* BEGIN TEXT PASSAGE *

# KUDO Cassandra 1.0.0 Released

We have recently released KUDO Cassandra (opens new window) 1.0.0 for general availability.

Some highlights from this release are:

  • Backup & Restore
  • Node Replace/Node Recovery
  • Multi-Datacenter Cluster

# Backup & Restore

For KUDO Cassandra, we have integrated Cassandra Medusa (opens new window) to allow easy backup and restore operations. Medusa is a backup system for Cassandra that provides support for backups to Amazon S3, Google Cloud Storage and local storage. At the moment we have only integrated the AWS S3 solution, but can easily add support for the other storage providers, supported by Apache libcloud (opens new window)

With version 1.0.0, it is possible to do a full cluster backups and restore the backups to a new instance of the cluster - it is not possible to restore single nodes, but as Cassandra is a distributed database, a full cluster restore is a more probable use case.

To enable backup and restore functionality, there is a single parameter: BACKUP_RESTORE_ENABLED. This will deploy a sidecar container on each Cassandra Node which contains Medusa. The actual backup is triggered by a Job that execs Medusa in the sidecar.

For a restore, the parameter sets up an init container that will run before the actual C* node container, download the backup and initialize the data for that node.

Details about this feature can be found here (opens new window).

# Node Eviction/Node Recovery

One of the tasks of running a bigger Cassandra cluster is handling node failures and node replacement. There are generally two options for the storage provider. Either elastic block storage, which makes it easy to have the same data available on multiple servers, but limits the performance and is an additional complex software to manage. The second option is local storage, which provides the best performance, but has the risk of data loss in case of failure.

Apache Cassandra is designed to tolerate node failure - as long as the minimum number of required nodes are up and running and the replication factor for a keyspace is setup correctly, copies of the data are stored on different nodes. But local storage requires manual intervention when a Cassandra node really fails. The cluster needs to be informed that a node was lost and was replaced, in case of Kubernetes the persistent volume and persistent volume claims need to be cleaned up, etc.

With KUDO Cassandra we developed a feature that can handle failed Kubernetes nodes (semi-)automatically. When KUDO Cassandra is deployed with RECOVERY_CONTROLLER enabled, we start an additional controller that monitors the deployed pods. When a pod fails to be scheduled because of a failed Kubernetes node it tries to get the state of the failed node. As long as the node is just marked as down, the controller will take no action. Only when the Kubernetes node is removed from the Cluster by an administrator the recovery controller will take action. In this case it will remove the persistent volume claim that is bound to the failed Kubernetes node, and reschedules the pod. As the PVC is now missing, the pod gets rescheduled on to a different Kubernetes node.

* END TEXT PASSAGE *

● **SHORT PROBLEM A**
Reproduce word for word the part of the KUDO Cassandra release notes that opens with the words containing "Some highlights from" and closes with "libcloud (opens new window)".
The KUDO Cassandra release notes and the entries that come after them are separate, unrelated material.

* BEGIN AVAILABLE RECORDS *

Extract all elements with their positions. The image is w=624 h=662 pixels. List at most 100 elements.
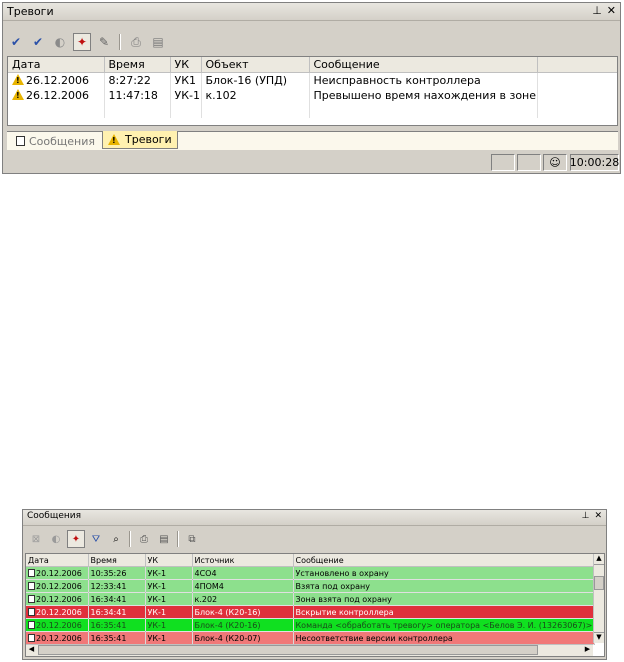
message-doc-icon (28, 633, 35, 642)
toolbar-separator (177, 531, 179, 547)
cell-message: Вскрытие контроллера (293, 605, 595, 619)
warning-icon (108, 134, 120, 145)
scroll-up-button[interactable]: ▲ (594, 554, 604, 565)
cell-date: 20.12.2006 (36, 594, 82, 604)
cell-time: 16:35:41 (88, 618, 146, 632)
cell-object: к.102 (201, 88, 310, 103)
print-icon[interactable]: ⎙ (135, 530, 153, 548)
scroll-thumb[interactable] (594, 576, 604, 590)
export-icon[interactable]: ▤ (149, 33, 167, 51)
comment-icon[interactable]: ✎ (95, 33, 113, 51)
column-time[interactable]: Время (104, 57, 171, 73)
cell-time: 16:34:41 (88, 605, 146, 619)
cell-source: Блок-4 (К20-16) (192, 618, 294, 632)
horizontal-scrollbar[interactable]: ◀ ▶ (26, 644, 593, 656)
messages-toolbar: ⊠ ◐ ✦ ⛛ ⌕ ⎙ ▤ ⧉ (23, 529, 606, 549)
column-message[interactable]: Сообщение (309, 57, 538, 73)
cell-source: Блок-4 (К20-16) (192, 605, 294, 619)
operator-icon: ☺ (549, 156, 561, 169)
tab-messages[interactable]: Сообщения (11, 132, 100, 150)
cell-date: 26.12.2006 (26, 74, 89, 87)
tab-alarms[interactable]: Тревоги (102, 131, 178, 149)
column-date[interactable]: Дата (26, 554, 89, 567)
scroll-down-button[interactable]: ▼ (594, 632, 604, 643)
alarms-grid: Дата Время УК Объект Сообщение 26.12.200… (7, 56, 618, 126)
column-uk[interactable]: УК (170, 57, 202, 73)
cell-date: 20.12.2006 (36, 568, 82, 578)
cell-time: 10:35:26 (88, 566, 146, 580)
cell-uk: УК-1 (145, 605, 193, 619)
warning-icon (12, 74, 24, 85)
scroll-thumb-horizontal[interactable] (38, 645, 538, 655)
messages-titlebar: Сообщения ⊥ ✕ (23, 510, 606, 526)
table-row[interactable]: 26.12.2006 11:47:18 УК-1 к.102 Превышено… (8, 88, 617, 103)
pin-icon[interactable]: ⊥ (592, 4, 602, 17)
cell-message: Команда <обработать тревогу> оператора <… (293, 618, 595, 632)
table-row[interactable]: 20.12.2006 12:33:41 УК-1 4ПОМ4 Взята под охр… (26, 579, 595, 593)
messages-icon (16, 136, 25, 146)
scroll-left-button[interactable]: ◀ (26, 645, 37, 656)
column-object[interactable]: Объект (201, 57, 310, 73)
funnel-icon[interactable]: ⛛ (87, 530, 105, 548)
filter-icon[interactable]: ✦ (73, 33, 91, 51)
cell-source: к.202 (192, 592, 294, 606)
close-icon[interactable]: ✕ (594, 511, 602, 521)
cell-uk: УК-1 (145, 566, 193, 580)
status-bar: ☺ 10:00:28 (3, 151, 620, 173)
cell-uk: УК-1 (145, 618, 193, 632)
messages-title: Сообщения (27, 511, 82, 521)
cell-message: Неисправность контроллера (309, 72, 538, 88)
cell-uk: УК-1 (170, 88, 202, 103)
export-icon[interactable]: ▤ (155, 530, 173, 548)
status-cell-1 (491, 154, 515, 171)
column-time[interactable]: Время (88, 554, 146, 567)
cell-message: Несоответствие версии контроллера (293, 631, 595, 645)
process-alarm-icon[interactable]: ◐ (51, 33, 69, 51)
cell-uk: УК-1 (145, 592, 193, 606)
find-icon[interactable]: ⌕ (107, 530, 125, 548)
close-icon[interactable]: ✕ (607, 4, 616, 17)
messages-grid: Дата Время УК Источник Сообщение 20.12.2… (25, 553, 605, 657)
cell-source: 4СО4 (192, 566, 294, 580)
table-row[interactable]: 20.12.2006 16:34:41 УК-1 Блок-4 (К20-16) Вск… (26, 605, 595, 619)
copy-icon[interactable]: ⧉ (183, 530, 201, 548)
print-icon[interactable]: ⎙ (127, 33, 145, 51)
column-date[interactable]: Дата (8, 57, 105, 73)
cell-date: 20.12.2006 (36, 633, 82, 643)
table-row[interactable]: 20.12.2006 16:34:41 УК-1 к.202 Зона взята по… (26, 592, 595, 606)
table-row[interactable]: 20.12.2006 10:35:26 УК-1 4СО4 Установлено в … (26, 566, 595, 580)
cell-object: Блок-16 (УПД) (201, 72, 310, 88)
column-message[interactable]: Сообщение (293, 554, 595, 567)
scroll-right-button[interactable]: ▶ (582, 645, 593, 656)
pin-icon[interactable]: ⊥ (582, 511, 590, 521)
messages-table: Дата Время УК Источник Сообщение 20.12.2… (26, 554, 595, 645)
acknowledge-icon[interactable]: ✔ (7, 33, 25, 51)
table-row[interactable]: 20.12.2006 16:35:41 УК-1 Блок-4 (К20-07) Нес… (26, 631, 595, 645)
table-row[interactable]: 26.12.2006 8:27:22 УК1 Блок-16 (УПД) Неи… (8, 72, 617, 88)
message-doc-icon (28, 620, 35, 629)
acknowledge-all-icon[interactable]: ✔ (29, 33, 47, 51)
table-row[interactable]: 20.12.2006 16:35:41 УК-1 Блок-4 (К20-16) Ком… (26, 618, 595, 632)
column-source[interactable]: Источник (192, 554, 294, 567)
cell-message: Превышено время нахождения в зоне (309, 88, 538, 103)
cell-uk: УК-1 (145, 631, 193, 645)
cell-source: Блок-4 (К20-07) (192, 631, 294, 645)
filter-icon[interactable]: ✦ (67, 530, 85, 548)
tab-messages-label: Сообщения (29, 134, 96, 148)
status-cell-operator[interactable]: ☺ (543, 154, 567, 171)
cell-uk: УК-1 (145, 579, 193, 593)
cell-message: Взята под охрану (293, 579, 595, 593)
toolbar-separator (129, 531, 131, 547)
cell-date: 20.12.2006 (36, 581, 82, 591)
cell-time: 12:33:41 (88, 579, 146, 593)
process-icon[interactable]: ◐ (47, 530, 65, 548)
cell-time: 16:34:41 (88, 592, 146, 606)
cell-time: 16:35:41 (88, 631, 146, 645)
cell-message: Установлено в охрану (293, 566, 595, 580)
alarms-title: Тревоги (7, 5, 54, 18)
clear-icon[interactable]: ⊠ (27, 530, 45, 548)
message-doc-icon (28, 607, 35, 616)
cell-time: 8:27:22 (104, 72, 171, 88)
column-uk[interactable]: УК (145, 554, 193, 567)
vertical-scrollbar[interactable]: ▲ ▼ (593, 554, 604, 643)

* END AVAILABLE RECORDS *

● **SHORT PROBLEM B**
Please present as a numbered list the part of the entries that opens with the line containing "message-doc-icon (28, 633, 35, 642)" and closes with the line containing "cell-time: 16:35:41 (88, 618, 146, 632)", both of those lines included and any blank lines left out.

● **FINISHED ANSWER A**
Some highlights from this release are:

  • Backup & Restore
  • Node Replace/Node Recovery
  • Multi-Datacenter Cluster

# Backup & Restore

For KUDO Cassandra, we have integrated Cassandra Medusa (opens new window) to allow easy backup and restore operations. Medusa is a backup system for Cassandra that provides support for backups to Amazon S3, Google Cloud Storage and local storage. At the moment we have only integrated the AWS S3 solution, but can easily add support for the other storage providers, supported by Apache libcloud (opens new window)

● **FINISHED ANSWER B**
1. message-doc-icon (28, 633, 35, 642)
2. toolbar-separator (177, 531, 179, 547)
3. cell-message: Вскрытие контроллера (293, 605, 595, 619)
4. warning-icon (108, 134, 120, 145)
5. scroll-up-button[interactable]: ▲ (594, 554, 604, 565)
6. cell-date: 20.12.2006 (36, 594, 82, 604)
7. cell-time: 16:35:41 (88, 618, 146, 632)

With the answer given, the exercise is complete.